> [Stated problem]: Look through the records that follow. Copy every line containing the word "color".

> [Dataset entries]:

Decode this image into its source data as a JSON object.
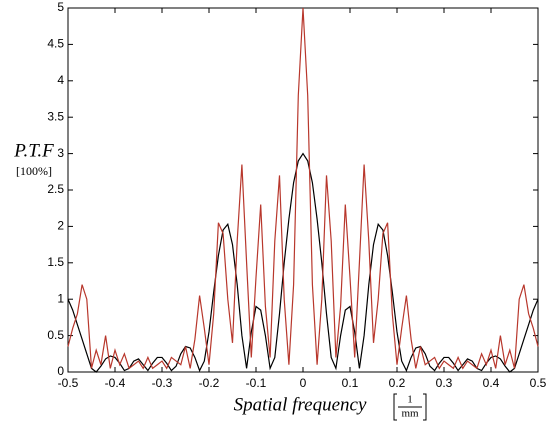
{
  "chart_data": {
    "type": "line",
    "y_label": "P.T.F",
    "y_unit": "[100%]",
    "x_label": "Spatial frequency",
    "x_unit": {
      "numerator": "1",
      "denominator": "mm"
    },
    "x": [
      -0.5,
      -0.49,
      -0.48,
      -0.47,
      -0.46,
      -0.45,
      -0.44,
      -0.43,
      -0.42,
      -0.41,
      -0.4,
      -0.39,
      -0.38,
      -0.37,
      -0.36,
      -0.35,
      -0.34,
      -0.33,
      -0.32,
      -0.31,
      -0.3,
      -0.29,
      -0.28,
      -0.27,
      -0.26,
      -0.25,
      -0.24,
      -0.23,
      -0.22,
      -0.21,
      -0.2,
      -0.19,
      -0.18,
      -0.17,
      -0.16,
      -0.15,
      -0.14,
      -0.13,
      -0.12,
      -0.11,
      -0.1,
      -0.09,
      -0.08,
      -0.07,
      -0.06,
      -0.05,
      -0.04,
      -0.03,
      -0.02,
      -0.01,
      0,
      0.01,
      0.02,
      0.03,
      0.04,
      0.05,
      0.06,
      0.07,
      0.08,
      0.09,
      0.1,
      0.11,
      0.12,
      0.13,
      0.14,
      0.15,
      0.16,
      0.17,
      0.18,
      0.19,
      0.2,
      0.21,
      0.22,
      0.23,
      0.24,
      0.25,
      0.26,
      0.27,
      0.28,
      0.29,
      0.3,
      0.31,
      0.32,
      0.33,
      0.34,
      0.35,
      0.36,
      0.37,
      0.38,
      0.39,
      0.4,
      0.41,
      0.42,
      0.43,
      0.44,
      0.45,
      0.46,
      0.47,
      0.48,
      0.49,
      0.5
    ],
    "series": [
      {
        "color": "#000000",
        "values": [
          1,
          0.85,
          0.65,
          0.45,
          0.25,
          0.05,
          0,
          0.08,
          0.18,
          0.22,
          0.2,
          0.12,
          0.02,
          0.05,
          0.15,
          0.18,
          0.1,
          0.02,
          0.12,
          0.2,
          0.2,
          0.12,
          0.02,
          0.08,
          0.25,
          0.35,
          0.33,
          0.2,
          0.02,
          0.15,
          0.55,
          1.1,
          1.6,
          1.95,
          2.03,
          1.75,
          1.2,
          0.5,
          0.05,
          0.55,
          0.9,
          0.85,
          0.5,
          0.05,
          0.2,
          0.8,
          1.5,
          2.1,
          2.6,
          2.9,
          3,
          2.9,
          2.6,
          2.1,
          1.5,
          0.8,
          0.2,
          0.05,
          0.5,
          0.85,
          0.9,
          0.55,
          0.05,
          0.5,
          1.2,
          1.75,
          2.03,
          1.95,
          1.6,
          1.1,
          0.55,
          0.15,
          0.02,
          0.2,
          0.33,
          0.35,
          0.25,
          0.08,
          0.02,
          0.12,
          0.2,
          0.2,
          0.12,
          0.02,
          0.1,
          0.18,
          0.15,
          0.05,
          0.02,
          0.12,
          0.2,
          0.22,
          0.18,
          0.08,
          0,
          0.05,
          0.25,
          0.45,
          0.65,
          0.85,
          1
        ]
      },
      {
        "color": "#b8372c",
        "values": [
          0.35,
          0.6,
          0.8,
          1.2,
          1,
          0.05,
          0.3,
          0.1,
          0.5,
          0.05,
          0.3,
          0.1,
          0.25,
          0.05,
          0.1,
          0.15,
          0.05,
          0.2,
          0.05,
          0.1,
          0.15,
          0.05,
          0.2,
          0.15,
          0.1,
          0.35,
          0.05,
          0.45,
          1.05,
          0.6,
          0.1,
          0.8,
          2.05,
          1.9,
          1,
          0.4,
          1.8,
          2.85,
          1.5,
          0.2,
          1.3,
          2.3,
          0.9,
          0.2,
          1.8,
          2.7,
          1,
          0.1,
          1.2,
          3.8,
          5,
          3.8,
          1.2,
          0.1,
          1,
          2.7,
          1.8,
          0.2,
          0.9,
          2.3,
          1.3,
          0.2,
          1.5,
          2.85,
          1.8,
          0.4,
          1,
          1.9,
          2.05,
          0.8,
          0.1,
          0.6,
          1.05,
          0.45,
          0.05,
          0.35,
          0.1,
          0.15,
          0.2,
          0.05,
          0.15,
          0.1,
          0.05,
          0.2,
          0.05,
          0.15,
          0.1,
          0.05,
          0.25,
          0.1,
          0.3,
          0.05,
          0.5,
          0.1,
          0.3,
          0.05,
          1,
          1.2,
          0.8,
          0.6,
          0.35
        ]
      }
    ],
    "xlim": [
      -0.5,
      0.5
    ],
    "xticks": [
      -0.5,
      -0.4,
      -0.3,
      -0.2,
      -0.1,
      0,
      0.1,
      0.2,
      0.3,
      0.4,
      0.5
    ],
    "ylim": [
      0,
      5
    ],
    "yticks": [
      0,
      0.5,
      1,
      1.5,
      2,
      2.5,
      3,
      3.5,
      4,
      4.5,
      5
    ]
  }
}
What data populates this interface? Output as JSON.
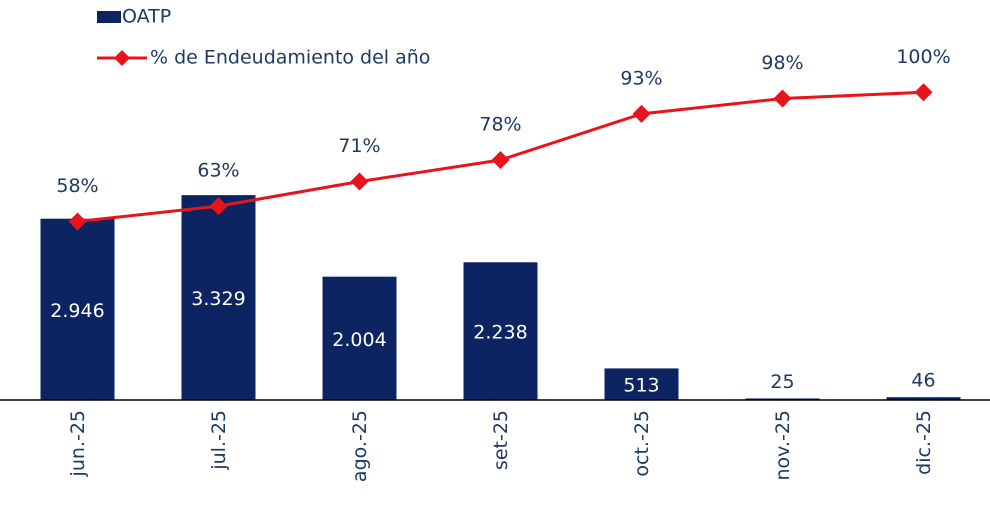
{
  "chart_data": {
    "type": "bar_line",
    "categories": [
      "jun.-25",
      "jul.-25",
      "ago.-25",
      "set-25",
      "oct.-25",
      "nov.-25",
      "dic.-25"
    ],
    "series": [
      {
        "name": "OATP",
        "type": "bar",
        "color": "#0c2461",
        "values": [
          2946,
          3329,
          2004,
          2238,
          513,
          25,
          46
        ],
        "value_labels": [
          "2.946",
          "3.329",
          "2.004",
          "2.238",
          "513",
          "25",
          "46"
        ]
      },
      {
        "name": "% de Endeudamiento del año",
        "type": "line",
        "axis": "y2",
        "color": "#e8141b",
        "values": [
          58,
          63,
          71,
          78,
          93,
          98,
          100
        ],
        "value_labels": [
          "58%",
          "63%",
          "71%",
          "78%",
          "93%",
          "98%",
          "100%"
        ]
      }
    ],
    "ylim": [
      0,
      6500
    ],
    "y2lim": [
      0,
      130
    ],
    "legend": "top-left"
  }
}
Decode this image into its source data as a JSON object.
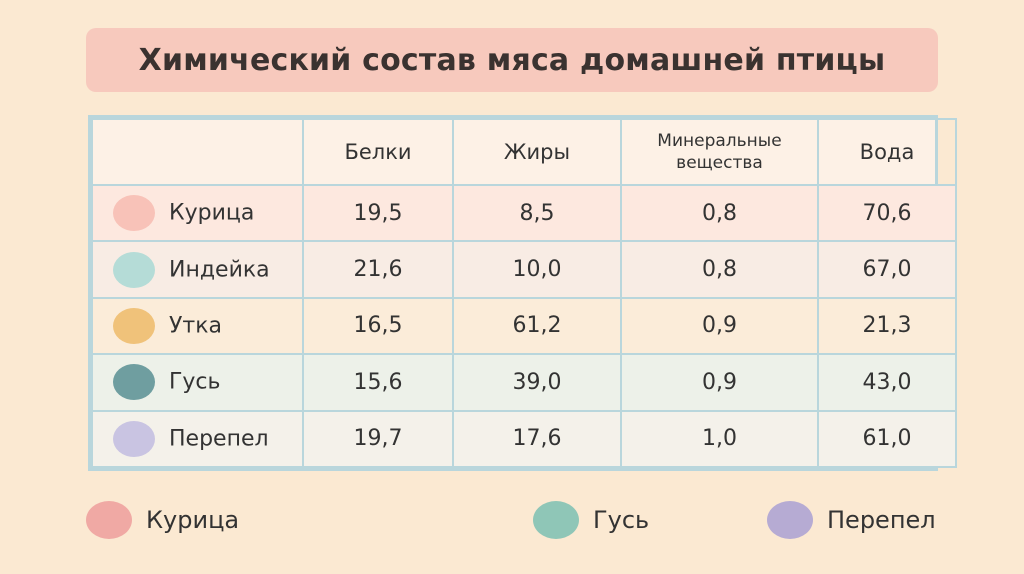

> [Output of the task]:
        "color": "#000000",
        "color": "#b8372c",
        "color": "#0c2461",
        "color": "#e8141b",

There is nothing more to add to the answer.